═════ LISTED ENTRIES

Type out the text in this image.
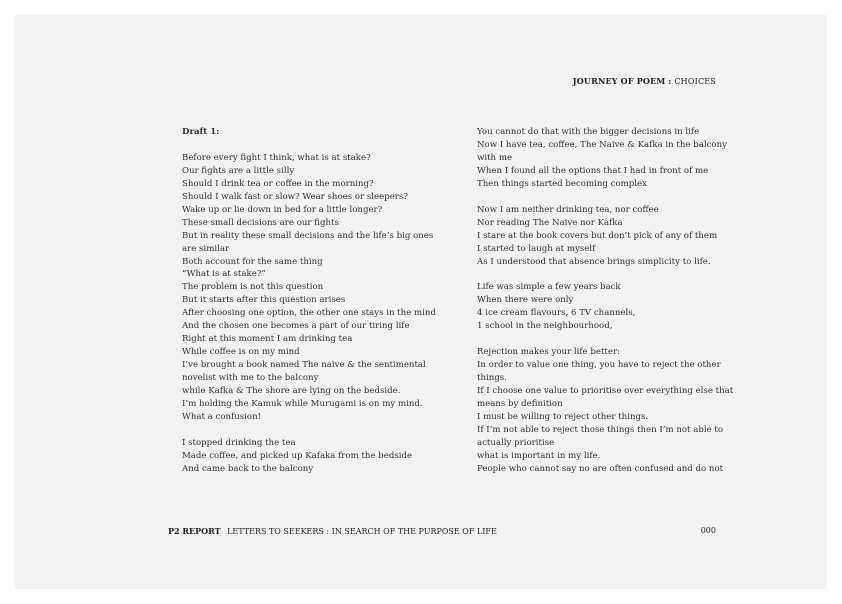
JOURNEY OF POEM : CHOICES
Draft 1:
Before every fight I think, what is at stake?
Our fights are a little silly
Should I drink tea or coffee in the morning?
Should I walk fast or slow? Wear shoes or sleepers?
Wake up or lie down in bed for a little longer?
These small decisions are our fights
But in reality these small decisions and the life’s big ones
are similar
Both account for the same thing
“What is at stake?”
The problem is not this question
But it starts after this question arises
After choosing one option, the other one stays in the mind
And the chosen one becomes a part of our tiring life
Right at this moment I am drinking tea
While coffee is on my mind
I’ve brought a book named The naive & the sentimental
novelist with me to the balcony
while Kafka & The shore are lying on the bedside.
I’m holding the Kamuk while Murugami is on my mind.
What a confusion!
I stopped drinking the tea
Made coffee, and picked up Kafaka from the bedside
And came back to the balcony
You cannot do that with the bigger decisions in life
Now I have tea, coffee, The Naive & Kafka in the balcony
with me
When I found all the options that I had in front of me
Then things started becoming complex
Now I am neither drinking tea, nor coffee
Nor reading The Naive nor Kafka
I stare at the book covers but don’t pick of any of them
I started to laugh at myself
As I understood that absence brings simplicity to life.
Life was simple a few years back
When there were only
4 ice cream flavours, 6 TV channels,
1 school in the neighbourhood,
Rejection makes your life better:
In order to value one thing, you have to reject the other
things.
If I choose one value to prioritise over everything else that
means by definition
I must be willing to reject other things.
If I’m not able to reject those things then I’m not able to
actually prioritise
what is important in my life.
People who cannot say no are often confused and do not
P2 REPORT LETTERS TO SEEKERS : IN SEARCH OF THE PURPOSE OF LIFE	000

══════════

Return each full line of the entries that contains the word "coffee".

Should I drink tea or coffee in the morning?
While coffee is on my mind
Made coffee, and picked up Kafaka from the bedside
Now I have tea, coffee, The Naive & Kafka in the balcony
Now I am neither drinking tea, nor coffee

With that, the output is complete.